* [What is asked]: Can you write out all of these lines again with every "annotation" replaced by "marker" and nothing else changed?

* [Input material]:
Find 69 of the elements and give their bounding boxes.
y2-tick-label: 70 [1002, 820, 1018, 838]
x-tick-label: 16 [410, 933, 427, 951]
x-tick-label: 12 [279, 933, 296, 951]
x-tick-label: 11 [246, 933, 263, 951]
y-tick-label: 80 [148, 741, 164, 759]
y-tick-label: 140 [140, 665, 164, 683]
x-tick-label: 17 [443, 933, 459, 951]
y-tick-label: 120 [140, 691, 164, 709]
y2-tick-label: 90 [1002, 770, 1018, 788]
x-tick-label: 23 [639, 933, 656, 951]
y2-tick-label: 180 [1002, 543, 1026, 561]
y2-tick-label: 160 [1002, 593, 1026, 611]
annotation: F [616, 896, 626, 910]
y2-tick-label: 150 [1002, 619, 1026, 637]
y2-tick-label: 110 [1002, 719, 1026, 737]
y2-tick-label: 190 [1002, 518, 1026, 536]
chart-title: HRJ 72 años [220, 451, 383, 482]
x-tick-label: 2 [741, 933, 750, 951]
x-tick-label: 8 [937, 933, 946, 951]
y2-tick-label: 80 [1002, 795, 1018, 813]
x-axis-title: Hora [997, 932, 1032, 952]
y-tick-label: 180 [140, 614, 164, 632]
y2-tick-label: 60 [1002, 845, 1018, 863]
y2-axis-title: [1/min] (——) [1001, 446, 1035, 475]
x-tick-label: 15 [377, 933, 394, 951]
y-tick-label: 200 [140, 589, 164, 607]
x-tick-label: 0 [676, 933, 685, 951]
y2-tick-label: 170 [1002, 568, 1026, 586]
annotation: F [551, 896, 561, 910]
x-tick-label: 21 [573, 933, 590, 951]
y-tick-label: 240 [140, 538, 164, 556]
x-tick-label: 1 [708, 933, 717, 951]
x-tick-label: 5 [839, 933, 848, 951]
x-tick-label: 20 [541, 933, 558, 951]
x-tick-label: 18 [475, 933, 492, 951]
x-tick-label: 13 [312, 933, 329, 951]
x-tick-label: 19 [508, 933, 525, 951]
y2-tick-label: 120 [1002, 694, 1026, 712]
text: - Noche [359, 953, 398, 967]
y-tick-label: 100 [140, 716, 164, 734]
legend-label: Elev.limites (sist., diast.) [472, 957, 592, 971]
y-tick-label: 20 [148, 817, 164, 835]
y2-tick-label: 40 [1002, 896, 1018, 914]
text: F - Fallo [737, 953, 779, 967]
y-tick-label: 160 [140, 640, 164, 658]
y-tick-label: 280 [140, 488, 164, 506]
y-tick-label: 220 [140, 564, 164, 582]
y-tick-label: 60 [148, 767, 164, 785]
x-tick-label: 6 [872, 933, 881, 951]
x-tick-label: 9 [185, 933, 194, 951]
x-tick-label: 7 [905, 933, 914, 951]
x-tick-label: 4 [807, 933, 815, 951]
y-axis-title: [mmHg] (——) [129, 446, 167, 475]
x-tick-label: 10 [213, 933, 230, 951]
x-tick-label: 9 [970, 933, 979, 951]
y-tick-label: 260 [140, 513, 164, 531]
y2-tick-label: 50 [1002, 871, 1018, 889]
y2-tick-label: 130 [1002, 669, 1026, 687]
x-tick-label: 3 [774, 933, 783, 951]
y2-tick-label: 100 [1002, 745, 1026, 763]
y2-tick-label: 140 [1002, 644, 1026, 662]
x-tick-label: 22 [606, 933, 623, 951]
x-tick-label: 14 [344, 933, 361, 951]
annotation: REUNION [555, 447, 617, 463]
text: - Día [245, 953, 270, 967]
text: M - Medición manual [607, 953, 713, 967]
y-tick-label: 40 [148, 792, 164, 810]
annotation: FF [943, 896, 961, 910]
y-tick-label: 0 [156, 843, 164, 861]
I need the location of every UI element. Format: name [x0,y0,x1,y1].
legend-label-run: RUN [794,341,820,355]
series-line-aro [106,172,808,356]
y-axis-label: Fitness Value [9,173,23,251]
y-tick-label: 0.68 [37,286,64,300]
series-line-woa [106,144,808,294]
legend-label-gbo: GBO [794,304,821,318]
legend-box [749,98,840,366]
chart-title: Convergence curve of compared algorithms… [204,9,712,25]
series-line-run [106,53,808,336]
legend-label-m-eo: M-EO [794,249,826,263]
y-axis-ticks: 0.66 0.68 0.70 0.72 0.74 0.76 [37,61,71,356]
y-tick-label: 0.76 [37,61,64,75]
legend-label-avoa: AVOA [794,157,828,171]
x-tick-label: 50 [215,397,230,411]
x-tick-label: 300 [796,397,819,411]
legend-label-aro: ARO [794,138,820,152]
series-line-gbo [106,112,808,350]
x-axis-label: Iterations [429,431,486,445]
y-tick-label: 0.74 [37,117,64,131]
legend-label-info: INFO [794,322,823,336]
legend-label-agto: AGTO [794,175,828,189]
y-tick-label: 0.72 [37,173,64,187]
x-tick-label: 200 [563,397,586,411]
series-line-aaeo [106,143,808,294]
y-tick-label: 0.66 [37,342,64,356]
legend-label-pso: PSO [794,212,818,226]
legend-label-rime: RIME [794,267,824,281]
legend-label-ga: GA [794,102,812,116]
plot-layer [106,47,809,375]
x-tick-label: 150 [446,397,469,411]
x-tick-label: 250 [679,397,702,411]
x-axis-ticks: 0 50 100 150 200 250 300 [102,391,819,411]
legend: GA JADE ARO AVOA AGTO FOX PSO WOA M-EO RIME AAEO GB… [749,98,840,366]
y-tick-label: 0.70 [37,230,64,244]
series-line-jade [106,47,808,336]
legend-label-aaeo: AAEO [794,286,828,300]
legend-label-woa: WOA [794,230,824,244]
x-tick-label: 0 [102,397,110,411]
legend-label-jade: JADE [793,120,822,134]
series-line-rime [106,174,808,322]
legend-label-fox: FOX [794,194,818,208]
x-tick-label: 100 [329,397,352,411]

* [Solution to the exercise]:
Find 69 of the elements and give their bounding boxes.
y2-tick-label: 70 [1002, 820, 1018, 838]
x-tick-label: 16 [410, 933, 427, 951]
x-tick-label: 12 [279, 933, 296, 951]
x-tick-label: 11 [246, 933, 263, 951]
y-tick-label: 80 [148, 741, 164, 759]
y-tick-label: 140 [140, 665, 164, 683]
x-tick-label: 17 [443, 933, 459, 951]
y-tick-label: 120 [140, 691, 164, 709]
y2-tick-label: 90 [1002, 770, 1018, 788]
x-tick-label: 23 [639, 933, 656, 951]
y2-tick-label: 180 [1002, 543, 1026, 561]
y2-tick-label: 160 [1002, 593, 1026, 611]
marker: F [616, 896, 626, 910]
y2-tick-label: 150 [1002, 619, 1026, 637]
y2-tick-label: 110 [1002, 719, 1026, 737]
y2-tick-label: 190 [1002, 518, 1026, 536]
chart-title: HRJ 72 años [220, 451, 383, 482]
x-tick-label: 2 [741, 933, 750, 951]
x-tick-label: 8 [937, 933, 946, 951]
y2-tick-label: 80 [1002, 795, 1018, 813]
x-axis-title: Hora [997, 932, 1032, 952]
y-tick-label: 180 [140, 614, 164, 632]
y2-tick-label: 60 [1002, 845, 1018, 863]
y2-axis-title: [1/min] (——) [1001, 446, 1035, 475]
x-tick-label: 15 [377, 933, 394, 951]
y-tick-label: 200 [140, 589, 164, 607]
x-tick-label: 0 [676, 933, 685, 951]
y2-tick-label: 170 [1002, 568, 1026, 586]
marker: F [551, 896, 561, 910]
x-tick-label: 21 [573, 933, 590, 951]
y-tick-label: 240 [140, 538, 164, 556]
x-tick-label: 1 [708, 933, 717, 951]
x-tick-label: 5 [839, 933, 848, 951]
x-tick-label: 20 [541, 933, 558, 951]
x-tick-label: 18 [475, 933, 492, 951]
x-tick-label: 13 [312, 933, 329, 951]
x-tick-label: 19 [508, 933, 525, 951]
y2-tick-label: 120 [1002, 694, 1026, 712]
text: - Noche [359, 953, 398, 967]
y-tick-label: 100 [140, 716, 164, 734]
legend-label: Elev.limites (sist., diast.) [472, 957, 592, 971]
y-tick-label: 20 [148, 817, 164, 835]
y2-tick-label: 40 [1002, 896, 1018, 914]
text: F - Fallo [737, 953, 779, 967]
y-tick-label: 160 [140, 640, 164, 658]
y-tick-label: 280 [140, 488, 164, 506]
y-tick-label: 220 [140, 564, 164, 582]
y-tick-label: 60 [148, 767, 164, 785]
x-tick-label: 6 [872, 933, 881, 951]
x-tick-label: 9 [185, 933, 194, 951]
x-tick-label: 7 [905, 933, 914, 951]
x-tick-label: 4 [807, 933, 815, 951]
y-axis-title: [mmHg] (——) [129, 446, 167, 475]
x-tick-label: 10 [213, 933, 230, 951]
x-tick-label: 9 [970, 933, 979, 951]
y-tick-label: 260 [140, 513, 164, 531]
y2-tick-label: 50 [1002, 871, 1018, 889]
y2-tick-label: 130 [1002, 669, 1026, 687]
x-tick-label: 3 [774, 933, 783, 951]
y2-tick-label: 100 [1002, 745, 1026, 763]
y2-tick-label: 140 [1002, 644, 1026, 662]
x-tick-label: 22 [606, 933, 623, 951]
x-tick-label: 14 [344, 933, 361, 951]
marker: REUNION [555, 447, 617, 463]
text: - Día [245, 953, 270, 967]
text: M - Medición manual [607, 953, 713, 967]
y-tick-label: 40 [148, 792, 164, 810]
marker: FF [943, 896, 961, 910]
y-tick-label: 0 [156, 843, 164, 861]
I need the location of every UI element. Format: name [x0,y0,x1,y1].
legend-label-run: RUN [794,341,820,355]
series-line-aro [106,172,808,356]
y-axis-label: Fitness Value [9,173,23,251]
y-tick-label: 0.68 [37,286,64,300]
series-line-woa [106,144,808,294]
legend-label-gbo: GBO [794,304,821,318]
legend-box [749,98,840,366]
chart-title: Convergence curve of compared algorithms… [204,9,712,25]
series-line-run [106,53,808,336]
legend-label-m-eo: M-EO [794,249,826,263]
y-axis-ticks: 0.66 0.68 0.70 0.72 0.74 0.76 [37,61,71,356]
y-tick-label: 0.76 [37,61,64,75]
legend-label-avoa: AVOA [794,157,828,171]
x-tick-label: 50 [215,397,230,411]
x-tick-label: 300 [796,397,819,411]
legend-label-aro: ARO [794,138,820,152]
series-line-gbo [106,112,808,350]
x-axis-label: Iterations [429,431,486,445]
y-tick-label: 0.74 [37,117,64,131]
legend-label-info: INFO [794,322,823,336]
legend-label-agto: AGTO [794,175,828,189]
y-tick-label: 0.72 [37,173,64,187]
x-tick-label: 200 [563,397,586,411]
series-line-aaeo [106,143,808,294]
y-tick-label: 0.66 [37,342,64,356]
legend-label-pso: PSO [794,212,818,226]
legend-label-rime: RIME [794,267,824,281]
legend-label-ga: GA [794,102,812,116]
plot-layer [106,47,809,375]
x-tick-label: 150 [446,397,469,411]
x-tick-label: 250 [679,397,702,411]
x-axis-ticks: 0 50 100 150 200 250 300 [102,391,819,411]
legend: GA JADE ARO AVOA AGTO FOX PSO WOA M-EO RIME AAEO GB… [749,98,840,366]
y-tick-label: 0.70 [37,230,64,244]
series-line-jade [106,47,808,336]
legend-label-aaeo: AAEO [794,286,828,300]
legend-label-woa: WOA [794,230,824,244]
x-tick-label: 0 [102,397,110,411]
legend-label-jade: JADE [793,120,822,134]
series-line-rime [106,174,808,322]
legend-label-fox: FOX [794,194,818,208]
x-tick-label: 100 [329,397,352,411]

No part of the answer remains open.